- [Request]:
Reproduce each of the lines word for word.

- [Input]:
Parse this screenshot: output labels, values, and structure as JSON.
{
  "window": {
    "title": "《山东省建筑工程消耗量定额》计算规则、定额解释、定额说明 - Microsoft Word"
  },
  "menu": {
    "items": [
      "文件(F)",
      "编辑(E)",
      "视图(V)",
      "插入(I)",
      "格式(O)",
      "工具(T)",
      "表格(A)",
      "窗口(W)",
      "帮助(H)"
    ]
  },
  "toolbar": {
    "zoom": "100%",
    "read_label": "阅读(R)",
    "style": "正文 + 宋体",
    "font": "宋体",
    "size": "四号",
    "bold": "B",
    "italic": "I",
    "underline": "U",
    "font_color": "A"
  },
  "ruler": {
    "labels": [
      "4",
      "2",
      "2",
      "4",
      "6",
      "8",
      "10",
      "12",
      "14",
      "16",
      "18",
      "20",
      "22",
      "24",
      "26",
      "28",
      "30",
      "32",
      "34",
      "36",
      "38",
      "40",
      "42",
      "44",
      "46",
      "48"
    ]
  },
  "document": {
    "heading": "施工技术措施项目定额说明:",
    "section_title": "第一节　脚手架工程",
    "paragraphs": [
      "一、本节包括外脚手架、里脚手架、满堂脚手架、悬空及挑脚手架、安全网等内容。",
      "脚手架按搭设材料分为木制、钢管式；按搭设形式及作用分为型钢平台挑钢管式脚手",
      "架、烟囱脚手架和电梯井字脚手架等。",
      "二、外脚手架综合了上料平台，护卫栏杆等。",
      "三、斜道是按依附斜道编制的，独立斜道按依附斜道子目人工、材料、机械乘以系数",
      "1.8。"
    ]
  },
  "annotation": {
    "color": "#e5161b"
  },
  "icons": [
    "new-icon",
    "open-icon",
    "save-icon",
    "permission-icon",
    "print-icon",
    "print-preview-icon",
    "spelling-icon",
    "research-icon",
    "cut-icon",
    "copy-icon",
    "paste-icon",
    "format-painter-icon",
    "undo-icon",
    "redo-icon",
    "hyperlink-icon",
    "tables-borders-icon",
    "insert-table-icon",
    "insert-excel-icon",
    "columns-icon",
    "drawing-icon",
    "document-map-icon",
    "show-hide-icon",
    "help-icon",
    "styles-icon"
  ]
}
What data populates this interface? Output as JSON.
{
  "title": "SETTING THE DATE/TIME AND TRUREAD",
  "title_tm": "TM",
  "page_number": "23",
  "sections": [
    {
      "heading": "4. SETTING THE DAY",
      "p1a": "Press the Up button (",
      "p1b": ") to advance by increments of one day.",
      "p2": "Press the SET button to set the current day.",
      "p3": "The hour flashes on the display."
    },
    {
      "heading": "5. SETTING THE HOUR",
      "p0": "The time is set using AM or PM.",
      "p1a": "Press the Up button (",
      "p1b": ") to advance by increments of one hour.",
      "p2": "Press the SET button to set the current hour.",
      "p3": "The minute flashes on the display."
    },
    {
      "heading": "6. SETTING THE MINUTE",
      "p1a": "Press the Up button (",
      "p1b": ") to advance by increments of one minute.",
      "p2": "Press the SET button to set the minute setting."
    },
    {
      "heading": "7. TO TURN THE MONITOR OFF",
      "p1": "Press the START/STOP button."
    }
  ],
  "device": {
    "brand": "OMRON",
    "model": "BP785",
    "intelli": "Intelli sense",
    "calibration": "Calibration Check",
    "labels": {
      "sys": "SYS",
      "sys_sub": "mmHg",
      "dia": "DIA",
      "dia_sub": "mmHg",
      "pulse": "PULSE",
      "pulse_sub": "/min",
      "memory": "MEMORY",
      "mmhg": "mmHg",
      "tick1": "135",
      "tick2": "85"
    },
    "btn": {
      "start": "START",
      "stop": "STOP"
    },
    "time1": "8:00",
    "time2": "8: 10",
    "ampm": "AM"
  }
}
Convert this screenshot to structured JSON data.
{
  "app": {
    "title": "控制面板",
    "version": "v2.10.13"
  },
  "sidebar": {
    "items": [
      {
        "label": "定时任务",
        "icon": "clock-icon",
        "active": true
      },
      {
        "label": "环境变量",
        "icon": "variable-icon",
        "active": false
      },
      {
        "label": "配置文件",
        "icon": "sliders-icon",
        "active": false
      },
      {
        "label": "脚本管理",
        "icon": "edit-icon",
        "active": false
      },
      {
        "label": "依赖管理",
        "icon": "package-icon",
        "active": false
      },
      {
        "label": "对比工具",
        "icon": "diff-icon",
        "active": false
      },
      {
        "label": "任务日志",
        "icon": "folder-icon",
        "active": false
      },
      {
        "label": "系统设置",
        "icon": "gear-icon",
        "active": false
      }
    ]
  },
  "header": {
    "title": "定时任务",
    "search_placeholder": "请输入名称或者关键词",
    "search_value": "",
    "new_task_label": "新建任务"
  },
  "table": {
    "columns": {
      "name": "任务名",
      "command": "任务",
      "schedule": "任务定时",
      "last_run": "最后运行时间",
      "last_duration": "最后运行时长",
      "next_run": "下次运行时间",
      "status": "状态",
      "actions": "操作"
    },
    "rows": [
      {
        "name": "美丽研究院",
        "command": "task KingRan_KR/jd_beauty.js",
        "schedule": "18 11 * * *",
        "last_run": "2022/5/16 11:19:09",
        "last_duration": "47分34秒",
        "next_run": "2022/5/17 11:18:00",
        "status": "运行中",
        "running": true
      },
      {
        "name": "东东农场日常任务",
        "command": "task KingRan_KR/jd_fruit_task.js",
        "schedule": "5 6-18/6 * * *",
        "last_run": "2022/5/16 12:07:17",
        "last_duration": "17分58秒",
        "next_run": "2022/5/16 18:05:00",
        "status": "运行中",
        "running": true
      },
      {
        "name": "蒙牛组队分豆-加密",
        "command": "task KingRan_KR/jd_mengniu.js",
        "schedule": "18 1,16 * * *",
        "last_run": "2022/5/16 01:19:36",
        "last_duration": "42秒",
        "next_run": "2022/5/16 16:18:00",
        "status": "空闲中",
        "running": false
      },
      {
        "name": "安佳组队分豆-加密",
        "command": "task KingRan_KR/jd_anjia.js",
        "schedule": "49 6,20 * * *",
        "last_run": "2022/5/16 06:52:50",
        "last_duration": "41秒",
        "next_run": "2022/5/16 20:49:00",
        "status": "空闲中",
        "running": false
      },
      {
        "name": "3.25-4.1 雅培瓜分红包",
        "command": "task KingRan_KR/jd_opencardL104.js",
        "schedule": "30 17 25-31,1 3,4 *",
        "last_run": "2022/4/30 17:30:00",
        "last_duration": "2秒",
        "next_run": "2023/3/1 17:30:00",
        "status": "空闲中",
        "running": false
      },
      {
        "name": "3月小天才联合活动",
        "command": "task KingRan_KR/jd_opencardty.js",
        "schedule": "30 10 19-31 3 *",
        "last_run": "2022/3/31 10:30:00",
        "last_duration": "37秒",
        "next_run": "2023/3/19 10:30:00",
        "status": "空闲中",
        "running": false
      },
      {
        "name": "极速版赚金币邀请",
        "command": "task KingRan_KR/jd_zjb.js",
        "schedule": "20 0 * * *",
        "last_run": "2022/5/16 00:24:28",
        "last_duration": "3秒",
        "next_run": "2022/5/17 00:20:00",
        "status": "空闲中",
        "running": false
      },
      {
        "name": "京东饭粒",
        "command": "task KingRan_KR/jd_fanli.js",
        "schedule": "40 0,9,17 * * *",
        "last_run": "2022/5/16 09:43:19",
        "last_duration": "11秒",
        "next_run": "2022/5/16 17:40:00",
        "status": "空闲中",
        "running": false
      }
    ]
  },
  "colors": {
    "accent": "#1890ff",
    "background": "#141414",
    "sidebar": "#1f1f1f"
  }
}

- [Task result]:
Parse this screenshot: output labels, values, and structure as JSON.
{
  "window": {
    "title": "《山东省建筑工程消耗量定额》计算规则、定额解释、定额说明 - Microsoft Word"
  },
  "menu": {
    "items": [
      "文件(F)",
      "编辑(E)",
      "视图(V)",
      "插入(I)",
      "格式(O)",
      "工具(T)",
      "表格(A)",
      "窗口(W)",
      "帮助(H)"
    ]
  },
  "toolbar": {
    "zoom": "100%",
    "read_label": "阅读(R)",
    "style": "正文 + 宋体",
    "font": "宋体",
    "size": "四号",
    "bold": "B",
    "italic": "I",
    "underline": "U",
    "font_color": "A"
  },
  "ruler": {
    "labels": [
      "4",
      "2",
      "2",
      "4",
      "6",
      "8",
      "10",
      "12",
      "14",
      "16",
      "18",
      "20",
      "22",
      "24",
      "26",
      "28",
      "30",
      "32",
      "34",
      "36",
      "38",
      "40",
      "42",
      "44",
      "46",
      "48"
    ]
  },
  "document": {
    "heading": "施工技术措施项目定额说明:",
    "section_title": "第一节　脚手架工程",
    "paragraphs": [
      "一、本节包括外脚手架、里脚手架、满堂脚手架、悬空及挑脚手架、安全网等内容。",
      "脚手架按搭设材料分为木制、钢管式；按搭设形式及作用分为型钢平台挑钢管式脚手",
      "架、烟囱脚手架和电梯井字脚手架等。",
      "二、外脚手架综合了上料平台，护卫栏杆等。",
      "三、斜道是按依附斜道编制的，独立斜道按依附斜道子目人工、材料、机械乘以系数",
      "1.8。"
    ]
  },
  "annotation": {
    "color": "#e5161b"
  },
  "icons": [
    "new-icon",
    "open-icon",
    "save-icon",
    "permission-icon",
    "print-icon",
    "print-preview-icon",
    "spelling-icon",
    "research-icon",
    "cut-icon",
    "copy-icon",
    "paste-icon",
    "format-painter-icon",
    "undo-icon",
    "redo-icon",
    "hyperlink-icon",
    "tables-borders-icon",
    "insert-table-icon",
    "insert-excel-icon",
    "columns-icon",
    "drawing-icon",
    "document-map-icon",
    "show-hide-icon",
    "help-icon",
    "styles-icon"
  ]
}
What data populates this interface? Output as JSON.
{
  "title": "SETTING THE DATE/TIME AND TRUREAD",
  "title_tm": "TM",
  "page_number": "23",
  "sections": [
    {
      "heading": "4. SETTING THE DAY",
      "p1a": "Press the Up button (",
      "p1b": ") to advance by increments of one day.",
      "p2": "Press the SET button to set the current day.",
      "p3": "The hour flashes on the display."
    },
    {
      "heading": "5. SETTING THE HOUR",
      "p0": "The time is set using AM or PM.",
      "p1a": "Press the Up button (",
      "p1b": ") to advance by increments of one hour.",
      "p2": "Press the SET button to set the current hour.",
      "p3": "The minute flashes on the display."
    },
    {
      "heading": "6. SETTING THE MINUTE",
      "p1a": "Press the Up button (",
      "p1b": ") to advance by increments of one minute.",
      "p2": "Press the SET button to set the minute setting."
    },
    {
      "heading": "7. TO TURN THE MONITOR OFF",
      "p1": "Press the START/STOP button."
    }
  ],
  "device": {
    "brand": "OMRON",
    "model": "BP785",
    "intelli": "Intelli sense",
    "calibration": "Calibration Check",
    "labels": {
      "sys": "SYS",
      "sys_sub": "mmHg",
      "dia": "DIA",
      "dia_sub": "mmHg",
      "pulse": "PULSE",
      "pulse_sub": "/min",
      "memory": "MEMORY",
      "mmhg": "mmHg",
      "tick1": "135",
      "tick2": "85"
    },
    "btn": {
      "start": "START",
      "stop": "STOP"
    },
    "time1": "8:00",
    "time2": "8: 10",
    "ampm": "AM"
  }
}
Convert this screenshot to structured JSON data.
{
  "app": {
    "title": "控制面板",
    "version": "v2.10.13"
  },
  "sidebar": {
    "items": [
      {
        "label": "定时任务",
        "icon": "clock-icon",
        "active": true
      },
      {
        "label": "环境变量",
        "icon": "variable-icon",
        "active": false
      },
      {
        "label": "配置文件",
        "icon": "sliders-icon",
        "active": false
      },
      {
        "label": "脚本管理",
        "icon": "edit-icon",
        "active": false
      },
      {
        "label": "依赖管理",
        "icon": "package-icon",
        "active": false
      },
      {
        "label": "对比工具",
        "icon": "diff-icon",
        "active": false
      },
      {
        "label": "任务日志",
        "icon": "folder-icon",
        "active": false
      },
      {
        "label": "系统设置",
        "icon": "gear-icon",
        "active": false
      }
    ]
  },
  "header": {
    "title": "定时任务",
    "search_placeholder": "请输入名称或者关键词",
    "search_value": "",
    "new_task_label": "新建任务"
  },
  "table": {
    "columns": {
      "name": "任务名",
      "command": "任务",
      "schedule": "任务定时",
      "last_run": "最后运行时间",
      "last_duration": "最后运行时长",
      "next_run": "下次运行时间",
      "status": "状态",
      "actions": "操作"
    },
    "rows": [
      {
        "name": "美丽研究院",
        "command": "task KingRan_KR/jd_beauty.js",
        "schedule": "18 11 * * *",
        "last_run": "2022/5/16 11:19:09",
        "last_duration": "47分34秒",
        "next_run": "2022/5/17 11:18:00",
        "status": "运行中",
        "running": true
      },
      {
        "name": "东东农场日常任务",
        "command": "task KingRan_KR/jd_fruit_task.js",
        "schedule": "5 6-18/6 * * *",
        "last_run": "2022/5/16 12:07:17",
        "last_duration": "17分58秒",
        "next_run": "2022/5/16 18:05:00",
        "status": "运行中",
        "running": true
      },
      {
        "name": "蒙牛组队分豆-加密",
        "command": "task KingRan_KR/jd_mengniu.js",
        "schedule": "18 1,16 * * *",
        "last_run": "2022/5/16 01:19:36",
        "last_duration": "42秒",
        "next_run": "2022/5/16 16:18:00",
        "status": "空闲中",
        "running": false
      },
      {
        "name": "安佳组队分豆-加密",
        "command": "task KingRan_KR/jd_anjia.js",
        "schedule": "49 6,20 * * *",
        "last_run": "2022/5/16 06:52:50",
        "last_duration": "41秒",
        "next_run": "2022/5/16 20:49:00",
        "status": "空闲中",
        "running": false
      },
      {
        "name": "3.25-4.1 雅培瓜分红包",
        "command": "task KingRan_KR/jd_opencardL104.js",
        "schedule": "30 17 25-31,1 3,4 *",
        "last_run": "2022/4/30 17:30:00",
        "last_duration": "2秒",
        "next_run": "2023/3/1 17:30:00",
        "status": "空闲中",
        "running": false
      },
      {
        "name": "3月小天才联合活动",
        "command": "task KingRan_KR/jd_opencardty.js",
        "schedule": "30 10 19-31 3 *",
        "last_run": "2022/3/31 10:30:00",
        "last_duration": "37秒",
        "next_run": "2023/3/19 10:30:00",
        "status": "空闲中",
        "running": false
      },
      {
        "name": "极速版赚金币邀请",
        "command": "task KingRan_KR/jd_zjb.js",
        "schedule": "20 0 * * *",
        "last_run": "2022/5/16 00:24:28",
        "last_duration": "3秒",
        "next_run": "2022/5/17 00:20:00",
        "status": "空闲中",
        "running": false
      },
      {
        "name": "京东饭粒",
        "command": "task KingRan_KR/jd_fanli.js",
        "schedule": "40 0,9,17 * * *",
        "last_run": "2022/5/16 09:43:19",
        "last_duration": "11秒",
        "next_run": "2022/5/16 17:40:00",
        "status": "空闲中",
        "running": false
      }
    ]
  },
  "colors": {
    "accent": "#1890ff",
    "background": "#141414",
    "sidebar": "#1f1f1f"
  }
}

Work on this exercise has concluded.